== Written exercise ==
Find every line below that contains the word "rate" and copy it out.

== Records provided ==

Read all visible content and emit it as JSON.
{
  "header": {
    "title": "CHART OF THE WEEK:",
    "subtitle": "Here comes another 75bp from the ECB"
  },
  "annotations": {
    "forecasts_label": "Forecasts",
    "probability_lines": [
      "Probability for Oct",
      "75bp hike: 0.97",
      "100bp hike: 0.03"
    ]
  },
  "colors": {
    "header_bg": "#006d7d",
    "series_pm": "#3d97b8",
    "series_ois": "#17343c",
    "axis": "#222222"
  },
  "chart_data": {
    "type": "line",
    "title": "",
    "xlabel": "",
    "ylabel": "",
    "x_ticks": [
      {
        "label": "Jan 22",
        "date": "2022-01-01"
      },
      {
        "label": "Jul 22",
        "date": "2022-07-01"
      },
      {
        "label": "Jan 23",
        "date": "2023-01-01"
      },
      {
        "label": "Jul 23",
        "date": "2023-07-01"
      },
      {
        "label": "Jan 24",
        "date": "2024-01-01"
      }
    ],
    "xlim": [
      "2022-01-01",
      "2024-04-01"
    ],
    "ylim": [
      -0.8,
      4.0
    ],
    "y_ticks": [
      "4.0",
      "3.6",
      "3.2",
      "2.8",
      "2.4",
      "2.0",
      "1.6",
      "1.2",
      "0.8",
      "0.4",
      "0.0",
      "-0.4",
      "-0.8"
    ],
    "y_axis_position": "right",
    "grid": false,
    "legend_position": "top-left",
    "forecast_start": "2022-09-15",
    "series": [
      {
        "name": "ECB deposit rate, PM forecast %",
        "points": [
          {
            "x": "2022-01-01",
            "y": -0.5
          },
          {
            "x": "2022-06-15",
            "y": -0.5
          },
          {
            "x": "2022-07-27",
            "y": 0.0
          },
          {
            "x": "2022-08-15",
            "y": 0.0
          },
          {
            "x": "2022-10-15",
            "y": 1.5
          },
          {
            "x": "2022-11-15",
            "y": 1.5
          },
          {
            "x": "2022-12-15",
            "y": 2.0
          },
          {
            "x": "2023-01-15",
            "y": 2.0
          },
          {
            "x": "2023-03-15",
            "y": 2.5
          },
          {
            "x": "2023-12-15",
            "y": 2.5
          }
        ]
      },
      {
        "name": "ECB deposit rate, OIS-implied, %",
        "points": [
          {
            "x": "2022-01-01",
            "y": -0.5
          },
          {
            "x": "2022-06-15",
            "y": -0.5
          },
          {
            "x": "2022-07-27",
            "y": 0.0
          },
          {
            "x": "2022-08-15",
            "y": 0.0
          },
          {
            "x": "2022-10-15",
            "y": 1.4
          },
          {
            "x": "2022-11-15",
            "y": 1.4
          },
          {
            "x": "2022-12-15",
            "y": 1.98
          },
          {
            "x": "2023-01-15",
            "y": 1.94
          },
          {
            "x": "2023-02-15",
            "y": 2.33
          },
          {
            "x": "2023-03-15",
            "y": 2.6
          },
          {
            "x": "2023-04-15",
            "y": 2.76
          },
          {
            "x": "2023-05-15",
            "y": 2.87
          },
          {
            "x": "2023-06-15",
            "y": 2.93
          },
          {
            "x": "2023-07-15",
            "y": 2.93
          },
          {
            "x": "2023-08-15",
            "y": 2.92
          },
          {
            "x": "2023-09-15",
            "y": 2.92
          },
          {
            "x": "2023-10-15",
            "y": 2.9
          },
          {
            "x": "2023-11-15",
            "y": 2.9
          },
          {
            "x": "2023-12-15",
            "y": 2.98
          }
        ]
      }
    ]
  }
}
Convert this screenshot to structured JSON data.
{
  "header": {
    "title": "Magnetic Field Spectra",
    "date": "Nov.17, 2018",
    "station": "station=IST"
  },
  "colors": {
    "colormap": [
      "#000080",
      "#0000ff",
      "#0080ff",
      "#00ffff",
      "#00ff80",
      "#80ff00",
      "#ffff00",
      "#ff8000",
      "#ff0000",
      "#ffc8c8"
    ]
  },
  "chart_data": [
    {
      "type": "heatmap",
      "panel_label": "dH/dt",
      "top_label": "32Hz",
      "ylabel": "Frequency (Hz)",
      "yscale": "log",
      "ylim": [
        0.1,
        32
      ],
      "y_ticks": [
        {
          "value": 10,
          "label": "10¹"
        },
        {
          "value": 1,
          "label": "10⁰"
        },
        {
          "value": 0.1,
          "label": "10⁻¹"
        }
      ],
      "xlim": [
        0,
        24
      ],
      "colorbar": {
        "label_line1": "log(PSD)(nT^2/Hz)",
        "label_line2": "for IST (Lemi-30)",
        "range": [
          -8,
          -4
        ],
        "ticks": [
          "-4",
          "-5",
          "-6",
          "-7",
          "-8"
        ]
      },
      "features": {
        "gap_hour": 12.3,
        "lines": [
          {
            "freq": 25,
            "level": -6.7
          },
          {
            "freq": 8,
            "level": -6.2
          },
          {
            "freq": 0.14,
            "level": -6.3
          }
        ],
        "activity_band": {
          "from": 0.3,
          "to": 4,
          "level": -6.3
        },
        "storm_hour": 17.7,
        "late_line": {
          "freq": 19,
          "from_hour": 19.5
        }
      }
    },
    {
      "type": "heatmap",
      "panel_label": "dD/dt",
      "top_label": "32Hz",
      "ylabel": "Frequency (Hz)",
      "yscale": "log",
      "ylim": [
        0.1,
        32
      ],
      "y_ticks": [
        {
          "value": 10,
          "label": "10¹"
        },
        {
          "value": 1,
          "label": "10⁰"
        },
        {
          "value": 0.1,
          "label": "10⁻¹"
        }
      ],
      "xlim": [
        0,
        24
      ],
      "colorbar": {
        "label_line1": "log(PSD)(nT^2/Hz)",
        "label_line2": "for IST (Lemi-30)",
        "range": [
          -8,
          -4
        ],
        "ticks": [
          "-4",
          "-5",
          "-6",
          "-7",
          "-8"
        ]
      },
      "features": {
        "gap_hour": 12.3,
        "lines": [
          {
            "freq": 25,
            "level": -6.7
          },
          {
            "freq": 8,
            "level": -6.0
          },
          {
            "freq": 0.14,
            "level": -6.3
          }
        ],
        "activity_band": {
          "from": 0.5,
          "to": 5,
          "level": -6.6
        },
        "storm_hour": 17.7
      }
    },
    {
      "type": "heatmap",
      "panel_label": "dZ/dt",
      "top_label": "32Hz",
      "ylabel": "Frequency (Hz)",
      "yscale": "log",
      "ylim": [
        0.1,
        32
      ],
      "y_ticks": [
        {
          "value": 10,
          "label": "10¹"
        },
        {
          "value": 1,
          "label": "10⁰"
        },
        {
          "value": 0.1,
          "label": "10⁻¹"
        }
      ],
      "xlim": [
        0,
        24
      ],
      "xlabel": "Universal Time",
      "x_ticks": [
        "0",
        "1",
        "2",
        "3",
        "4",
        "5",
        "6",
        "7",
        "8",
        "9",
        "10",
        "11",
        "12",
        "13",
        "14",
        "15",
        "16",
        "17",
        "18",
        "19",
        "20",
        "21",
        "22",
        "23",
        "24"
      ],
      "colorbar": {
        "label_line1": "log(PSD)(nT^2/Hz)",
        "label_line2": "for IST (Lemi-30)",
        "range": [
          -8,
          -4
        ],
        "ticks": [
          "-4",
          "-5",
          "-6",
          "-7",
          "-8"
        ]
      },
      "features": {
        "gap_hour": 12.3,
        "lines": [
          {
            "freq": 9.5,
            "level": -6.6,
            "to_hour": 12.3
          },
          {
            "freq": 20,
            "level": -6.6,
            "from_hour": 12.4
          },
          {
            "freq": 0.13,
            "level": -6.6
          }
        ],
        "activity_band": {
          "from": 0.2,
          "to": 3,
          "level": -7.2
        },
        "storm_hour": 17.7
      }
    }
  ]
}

== The output ==
        "name": "ECB deposit rate, PM forecast %",
        "name": "ECB deposit rate, OIS-implied, %",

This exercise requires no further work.